[Start of section]

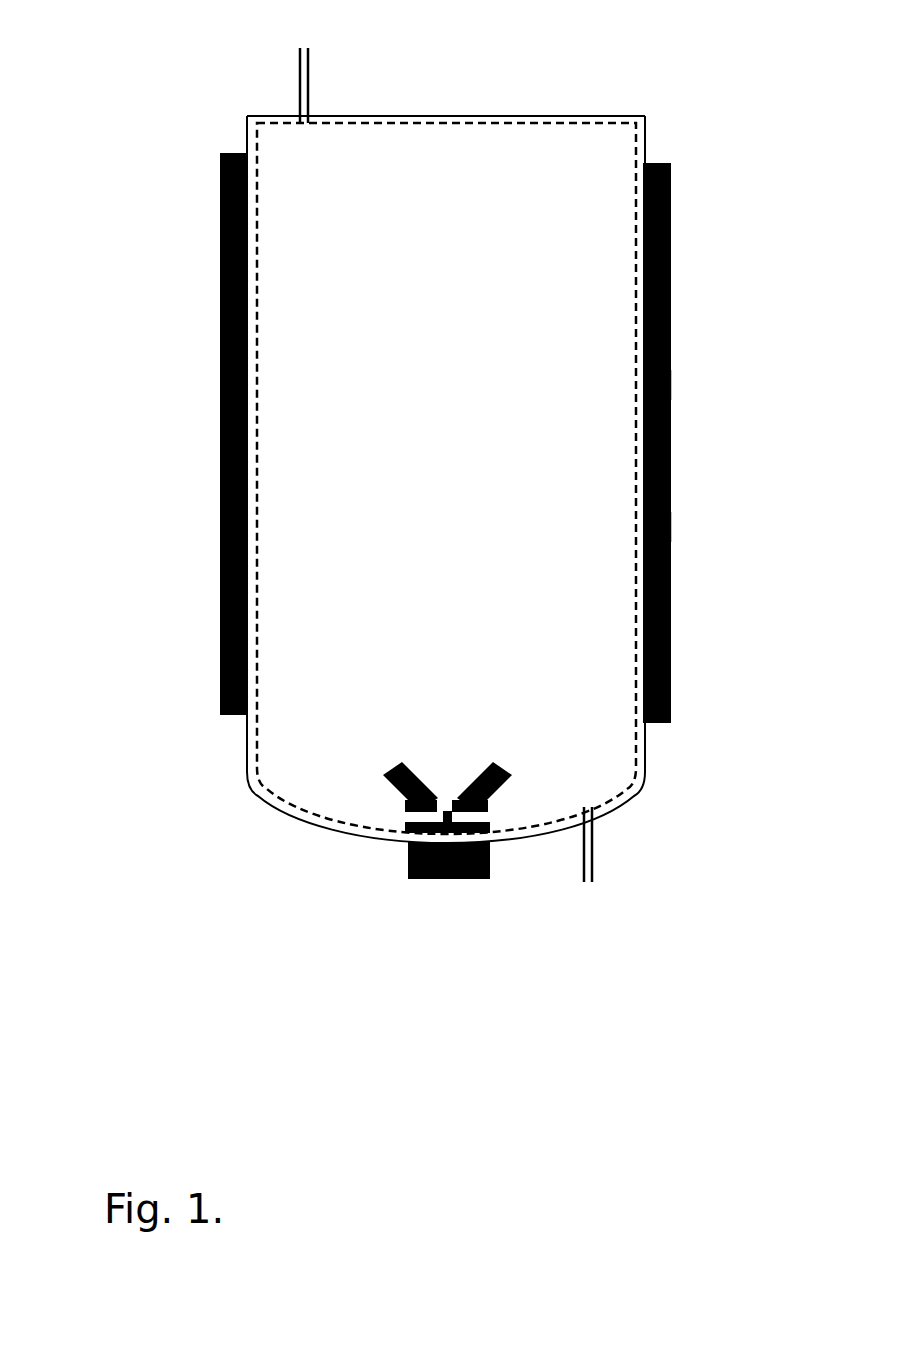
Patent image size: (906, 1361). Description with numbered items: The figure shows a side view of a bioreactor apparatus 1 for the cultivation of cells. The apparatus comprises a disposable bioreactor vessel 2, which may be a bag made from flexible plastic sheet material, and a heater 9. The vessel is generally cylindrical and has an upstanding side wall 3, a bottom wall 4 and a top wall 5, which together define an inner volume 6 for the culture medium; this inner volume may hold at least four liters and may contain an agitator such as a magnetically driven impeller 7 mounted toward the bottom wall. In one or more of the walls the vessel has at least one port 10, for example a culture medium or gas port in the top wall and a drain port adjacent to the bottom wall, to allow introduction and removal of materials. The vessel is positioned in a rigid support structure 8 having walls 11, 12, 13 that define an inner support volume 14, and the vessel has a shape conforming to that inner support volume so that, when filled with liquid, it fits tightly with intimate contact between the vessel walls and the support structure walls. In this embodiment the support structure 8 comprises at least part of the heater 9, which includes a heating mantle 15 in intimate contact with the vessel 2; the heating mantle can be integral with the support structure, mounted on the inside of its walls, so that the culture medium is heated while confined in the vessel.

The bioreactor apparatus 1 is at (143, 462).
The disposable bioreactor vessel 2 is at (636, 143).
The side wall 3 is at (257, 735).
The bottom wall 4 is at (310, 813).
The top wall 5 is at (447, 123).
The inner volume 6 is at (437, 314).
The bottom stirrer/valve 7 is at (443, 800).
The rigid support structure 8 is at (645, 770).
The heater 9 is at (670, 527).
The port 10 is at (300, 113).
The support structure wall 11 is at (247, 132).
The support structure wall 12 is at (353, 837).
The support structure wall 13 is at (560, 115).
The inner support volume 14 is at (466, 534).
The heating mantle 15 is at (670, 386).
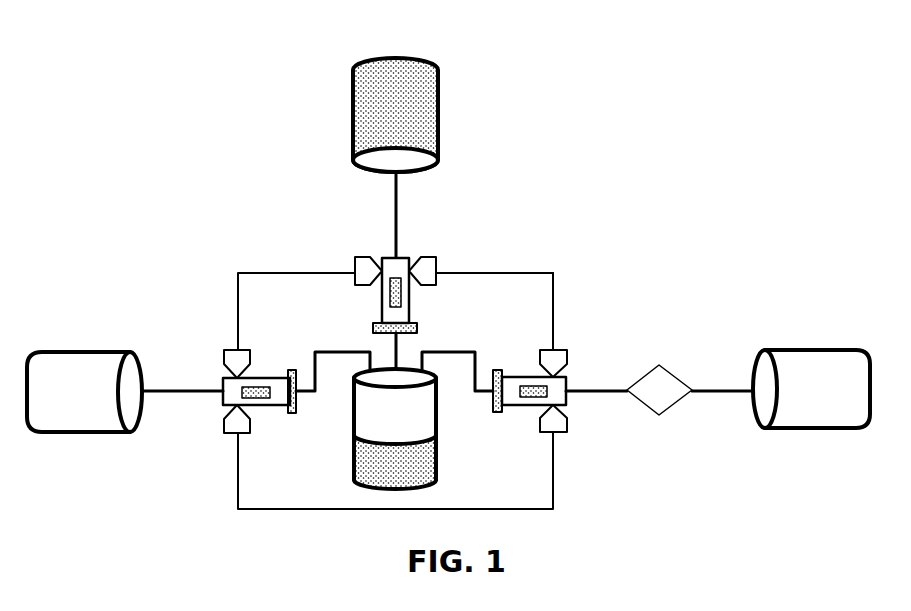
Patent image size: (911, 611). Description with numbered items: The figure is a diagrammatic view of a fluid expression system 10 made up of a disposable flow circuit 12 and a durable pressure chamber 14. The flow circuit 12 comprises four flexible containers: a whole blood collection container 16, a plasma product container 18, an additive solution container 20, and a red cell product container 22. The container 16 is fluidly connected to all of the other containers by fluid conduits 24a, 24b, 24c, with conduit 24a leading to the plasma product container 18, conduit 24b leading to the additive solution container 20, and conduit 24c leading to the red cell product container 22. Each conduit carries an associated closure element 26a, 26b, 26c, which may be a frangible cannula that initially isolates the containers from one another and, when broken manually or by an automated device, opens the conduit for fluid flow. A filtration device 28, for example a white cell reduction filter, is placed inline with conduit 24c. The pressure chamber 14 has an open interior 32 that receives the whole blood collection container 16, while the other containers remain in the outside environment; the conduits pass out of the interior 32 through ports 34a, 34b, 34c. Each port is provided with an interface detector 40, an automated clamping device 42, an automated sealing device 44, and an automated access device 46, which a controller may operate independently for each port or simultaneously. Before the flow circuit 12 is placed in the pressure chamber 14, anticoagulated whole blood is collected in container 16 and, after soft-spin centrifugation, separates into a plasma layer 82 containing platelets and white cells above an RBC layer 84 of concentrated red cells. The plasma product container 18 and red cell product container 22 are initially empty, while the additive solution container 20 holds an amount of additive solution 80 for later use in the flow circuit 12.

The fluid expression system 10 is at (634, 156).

[End of section]

Make an exact copy of the listing, with no images in it.

**Exercise response**:
Patent image size: (906, 1361). Description with numbered items: The figure shows a side view of a bioreactor apparatus 1 for the cultivation of cells. The apparatus comprises a disposable bioreactor vessel 2, which may be a bag made from flexible plastic sheet material, and a heater 9. The vessel is generally cylindrical and has an upstanding side wall 3, a bottom wall 4 and a top wall 5, which together define an inner volume 6 for the culture medium; this inner volume may hold at least four liters and may contain an agitator such as a magnetically driven impeller 7 mounted toward the bottom wall. In one or more of the walls the vessel has at least one port 10, for example a culture medium or gas port in the top wall and a drain port adjacent to the bottom wall, to allow introduction and removal of materials. The vessel is positioned in a rigid support structure 8 having walls 11, 12, 13 that define an inner support volume 14, and the vessel has a shape conforming to that inner support volume so that, when filled with liquid, it fits tightly with intimate contact between the vessel walls and the support structure walls. In this embodiment the support structure 8 comprises at least part of the heater 9, which includes a heating mantle 15 in intimate contact with the vessel 2; the heating mantle can be integral with the support structure, mounted on the inside of its walls, so that the culture medium is heated while confined in the vessel.

The bioreactor apparatus 1 is at (143, 462).
The disposable bioreactor vessel 2 is at (636, 143).
The side wall 3 is at (257, 735).
The bottom wall 4 is at (310, 813).
The top wall 5 is at (447, 123).
The inner volume 6 is at (437, 314).
The bottom stirrer/valve 7 is at (443, 800).
The rigid support structure 8 is at (645, 770).
The heater 9 is at (670, 527).
The port 10 is at (300, 113).
The support structure wall 11 is at (247, 132).
The support structure wall 12 is at (353, 837).
The support structure wall 13 is at (560, 115).
The inner support volume 14 is at (466, 534).
The heating mantle 15 is at (670, 386).
Patent image size: (911, 611). Description with numbered items: The figure is a diagrammatic view of a fluid expression system 10 made up of a disposable flow circuit 12 and a durable pressure chamber 14. The flow circuit 12 comprises four flexible containers: a whole blood collection container 16, a plasma product container 18, an additive solution container 20, and a red cell product container 22. The container 16 is fluidly connected to all of the other containers by fluid conduits 24a, 24b, 24c, with conduit 24a leading to the plasma product container 18, conduit 24b leading to the additive solution container 20, and conduit 24c leading to the red cell product container 22. Each conduit carries an associated closure element 26a, 26b, 26c, which may be a frangible cannula that initially isolates the containers from one another and, when broken manually or by an automated device, opens the conduit for fluid flow. A filtration device 28, for example a white cell reduction filter, is placed inline with conduit 24c. The pressure chamber 14 has an open interior 32 that receives the whole blood collection container 16, while the other containers remain in the outside environment; the conduits pass out of the interior 32 through ports 34a, 34b, 34c. Each port is provided with an interface detector 40, an automated clamping device 42, an automated sealing device 44, and an automated access device 46, which a controller may operate independently for each port or simultaneously. Before the flow circuit 12 is placed in the pressure chamber 14, anticoagulated whole blood is collected in container 16 and, after soft-spin centrifugation, separates into a plasma layer 82 containing platelets and white cells above an RBC layer 84 of concentrated red cells. The plasma product container 18 and red cell product container 22 are initially empty, while the additive solution container 20 holds an amount of additive solution 80 for later use in the flow circuit 12.

The fluid expression system 10 is at (634, 156).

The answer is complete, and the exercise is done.